SET TASK:
From the listing, collect all lines containing the word "JSON".

** START OF DATASET EXCERPTS **

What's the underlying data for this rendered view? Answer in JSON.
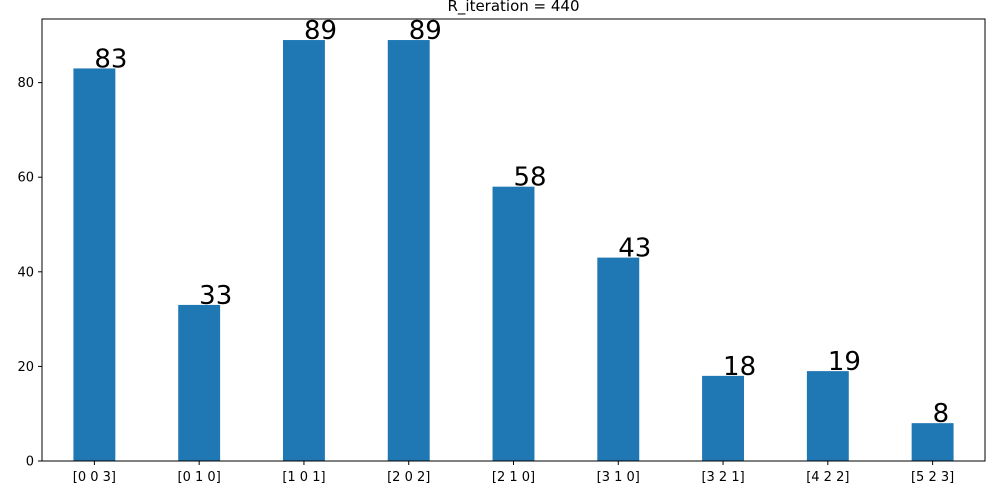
{
  "chart_data": {
    "type": "bar",
    "title": "R_iteration = 440",
    "xlabel": "",
    "ylabel": "",
    "categories": [
      "[0 0 3]",
      "[0 1 0]",
      "[1 0 1]",
      "[2 0 2]",
      "[2 1 0]",
      "[3 1 0]",
      "[3 2 1]",
      "[4 2 2]",
      "[5 2 3]"
    ],
    "values": [
      83,
      33,
      89,
      89,
      58,
      43,
      18,
      19,
      8
    ],
    "data_labels": [
      "83",
      "33",
      "89",
      "89",
      "58",
      "43",
      "18",
      "19",
      "8"
    ],
    "ylim": [
      0,
      93.45
    ],
    "yticks": [
      0,
      20,
      40,
      60,
      80
    ],
    "ytick_labels": [
      "0",
      "20",
      "40",
      "60",
      "80"
    ],
    "grid": false,
    "legend": "none",
    "bar_color": "#1f77b4"
  }
}
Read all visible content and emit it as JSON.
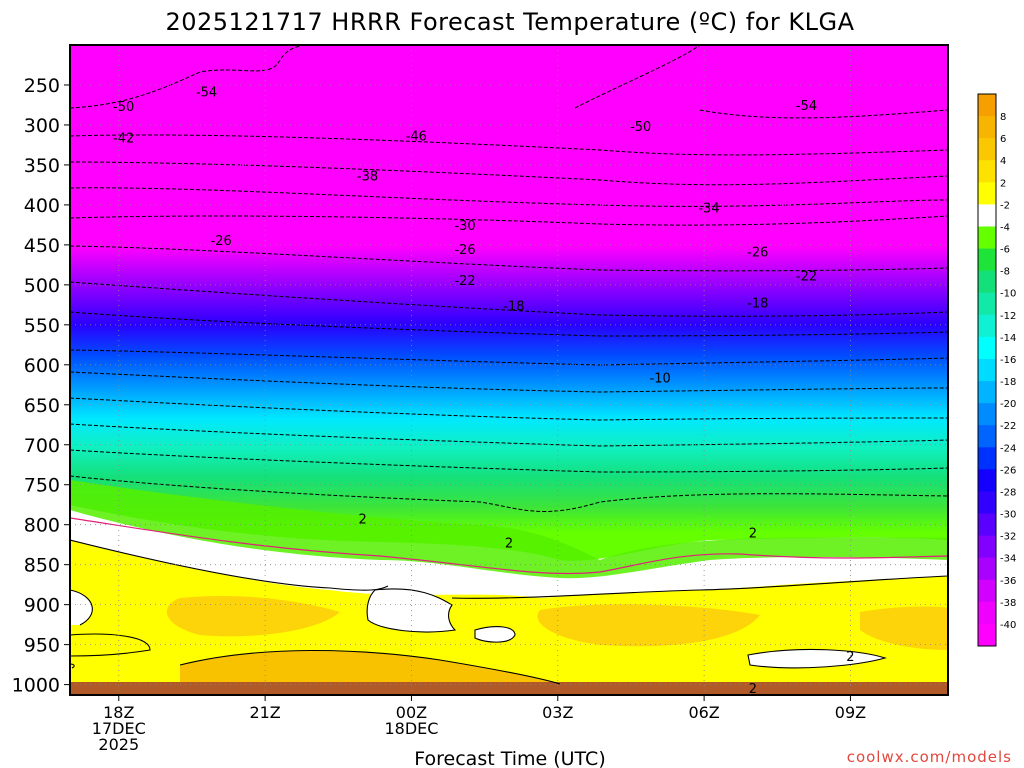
{
  "chart_data": {
    "type": "heatmap",
    "title": "2025121717 HRRR Forecast Temperature (ºC) for KLGA",
    "xlabel": "Forecast Time (UTC)",
    "ylabel": "",
    "x_ticks": [
      {
        "label": [
          "18Z",
          "17DEC",
          "2025"
        ],
        "hour": 1
      },
      {
        "label": [
          "21Z"
        ],
        "hour": 4
      },
      {
        "label": [
          "00Z",
          "18DEC"
        ],
        "hour": 7
      },
      {
        "label": [
          "03Z"
        ],
        "hour": 10
      },
      {
        "label": [
          "06Z"
        ],
        "hour": 13
      },
      {
        "label": [
          "09Z"
        ],
        "hour": 16
      }
    ],
    "xlim": [
      0,
      18
    ],
    "y_ticks": [
      "250",
      "300",
      "350",
      "400",
      "450",
      "500",
      "550",
      "600",
      "650",
      "700",
      "750",
      "800",
      "850",
      "900",
      "950",
      "1000"
    ],
    "y_tick_values": [
      250,
      300,
      350,
      400,
      450,
      500,
      550,
      600,
      650,
      700,
      750,
      800,
      850,
      900,
      950,
      1000
    ],
    "ylim_hPa": [
      1013,
      200
    ],
    "y_scale": "pressure",
    "grid": true,
    "colorbar": {
      "labels": [
        "8",
        "6",
        "4",
        "2",
        "-2",
        "-4",
        "-6",
        "-8",
        "-10",
        "-12",
        "-14",
        "-16",
        "-18",
        "-20",
        "-22",
        "-24",
        "-26",
        "-28",
        "-30",
        "-32",
        "-34",
        "-36",
        "-38",
        "-40"
      ],
      "colors": [
        "#f5a000",
        "#f7b400",
        "#fac800",
        "#fde200",
        "#ffff00",
        "#ffffff",
        "#66ff00",
        "#1ee43a",
        "#14e07a",
        "#12e8a8",
        "#10f0d2",
        "#00ffff",
        "#00dcff",
        "#00b4ff",
        "#008cff",
        "#0064ff",
        "#0032ff",
        "#1400ff",
        "#3200ff",
        "#5a00ff",
        "#8200ff",
        "#aa00ff",
        "#d200ff",
        "#f000ff",
        "#ff00ff"
      ]
    },
    "contour_labels": [
      {
        "text": "-54",
        "hour": 2.8,
        "hPa": 258
      },
      {
        "text": "-50",
        "hour": 1.1,
        "hPa": 276
      },
      {
        "text": "-42",
        "hour": 1.1,
        "hPa": 316
      },
      {
        "text": "-54",
        "hour": 15.1,
        "hPa": 275
      },
      {
        "text": "-50",
        "hour": 11.7,
        "hPa": 301
      },
      {
        "text": "-46",
        "hour": 7.1,
        "hPa": 313
      },
      {
        "text": "-38",
        "hour": 6.1,
        "hPa": 363
      },
      {
        "text": "-34",
        "hour": 13.1,
        "hPa": 403
      },
      {
        "text": "-30",
        "hour": 8.1,
        "hPa": 425
      },
      {
        "text": "-26",
        "hour": 3.1,
        "hPa": 444
      },
      {
        "text": "-26",
        "hour": 8.1,
        "hPa": 455
      },
      {
        "text": "-26",
        "hour": 14.1,
        "hPa": 458
      },
      {
        "text": "-22",
        "hour": 8.1,
        "hPa": 494
      },
      {
        "text": "-22",
        "hour": 15.1,
        "hPa": 488
      },
      {
        "text": "-18",
        "hour": 9.1,
        "hPa": 526
      },
      {
        "text": "-18",
        "hour": 14.1,
        "hPa": 522
      },
      {
        "text": "-10",
        "hour": 12.1,
        "hPa": 616
      },
      {
        "text": "2",
        "hour": 6.0,
        "hPa": 792
      },
      {
        "text": "2",
        "hour": 9.0,
        "hPa": 822
      },
      {
        "text": "2",
        "hour": 14.0,
        "hPa": 810
      },
      {
        "text": "2",
        "hour": 16.0,
        "hPa": 964
      },
      {
        "text": "2",
        "hour": 14.0,
        "hPa": 1004
      }
    ]
  },
  "credit": "coolwx.com/models"
}
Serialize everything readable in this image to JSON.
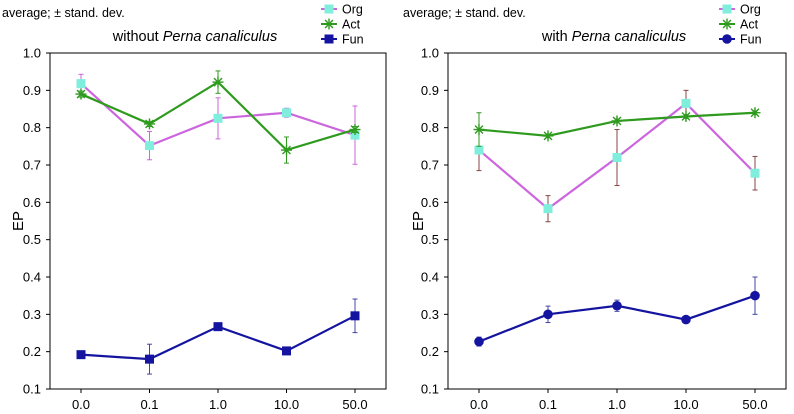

** END OF DATASET EXCERPTS **

EXERCISE OUTPUT:
What's the underlying data for this rendered view? Answer in JSON.
Read all visible content and emit it as JSON.
Serialize everything readable in this image to JSON.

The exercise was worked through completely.